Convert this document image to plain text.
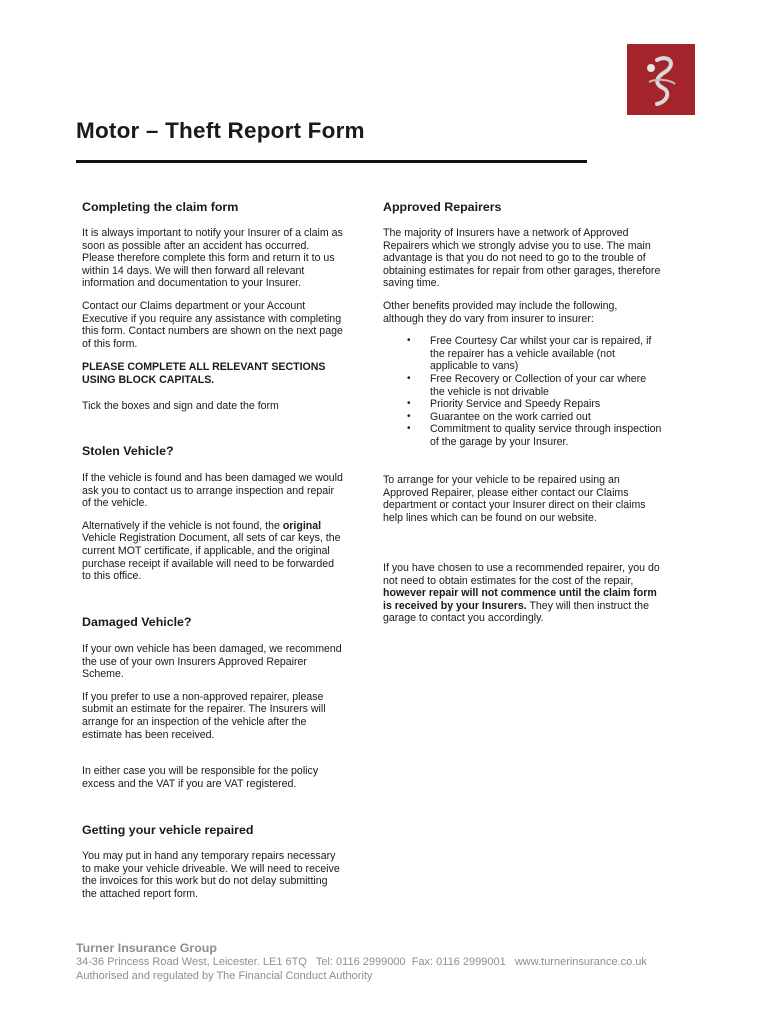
Motor – Theft Report Form

Completing the claim form

It is always important to notify your Insurer of a claim as
soon as possible after an accident has occurred.
Please therefore complete this form and return it to us
within 14 days. We will then forward all relevant
information and documentation to your Insurer.

Contact our Claims department or your Account
Executive if you require any assistance with completing
this form. Contact numbers are shown on the next page
of this form.

PLEASE COMPLETE ALL RELEVANT SECTIONS
USING BLOCK CAPITALS.

Tick the boxes and sign and date the form

Stolen Vehicle?

If the vehicle is found and has been damaged we would
ask you to contact us to arrange inspection and repair
of the vehicle.

Alternatively if the vehicle is not found, the original
Vehicle Registration Document, all sets of car keys, the
current MOT certificate, if applicable, and the original
purchase receipt if available will need to be forwarded
to this office.

Damaged Vehicle?

If your own vehicle has been damaged, we recommend
the use of your own Insurers Approved Repairer
Scheme.

If you prefer to use a non-approved repairer, please
submit an estimate for the repairer. The Insurers will
arrange for an inspection of the vehicle after the
estimate has been received.

In either case you will be responsible for the policy
excess and the VAT if you are VAT registered.

Getting your vehicle repaired

You may put in hand any temporary repairs necessary
to make your vehicle driveable. We will need to receive
the invoices for this work but do not delay submitting
the attached report form.

Approved Repairers

The majority of Insurers have a network of Approved
Repairers which we strongly advise you to use. The main
advantage is that you do not need to go to the trouble of
obtaining estimates for repair from other garages, therefore
saving time.

Other benefits provided may include the following,
although they do vary from insurer to insurer:

• Free Courtesy Car whilst your car is repaired, if
the repairer has a vehicle available (not
applicable to vans)
• Free Recovery or Collection of your car where
the vehicle is not drivable
• Priority Service and Speedy Repairs
• Guarantee on the work carried out
• Commitment to quality service through inspection
of the garage by your Insurer.

To arrange for your vehicle to be repaired using an
Approved Repairer, please either contact our Claims
department or contact your Insurer direct on their claims
help lines which can be found on our website.

If you have chosen to use a recommended repairer, you do
not need to obtain estimates for the cost of the repair,
however repair will not commence until the claim form
is received by your Insurers. They will then instruct the
garage to contact you accordingly.

Turner Insurance Group
34-36 Princess Road West, Leicester. LE1 6TQ   Tel: 0116 2999000  Fax: 0116 2999001   www.turnerinsurance.co.uk
Authorised and regulated by The Financial Conduct Authority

*****

Go over the records above line by line and count those holding the word "been". Reply only with the number.

3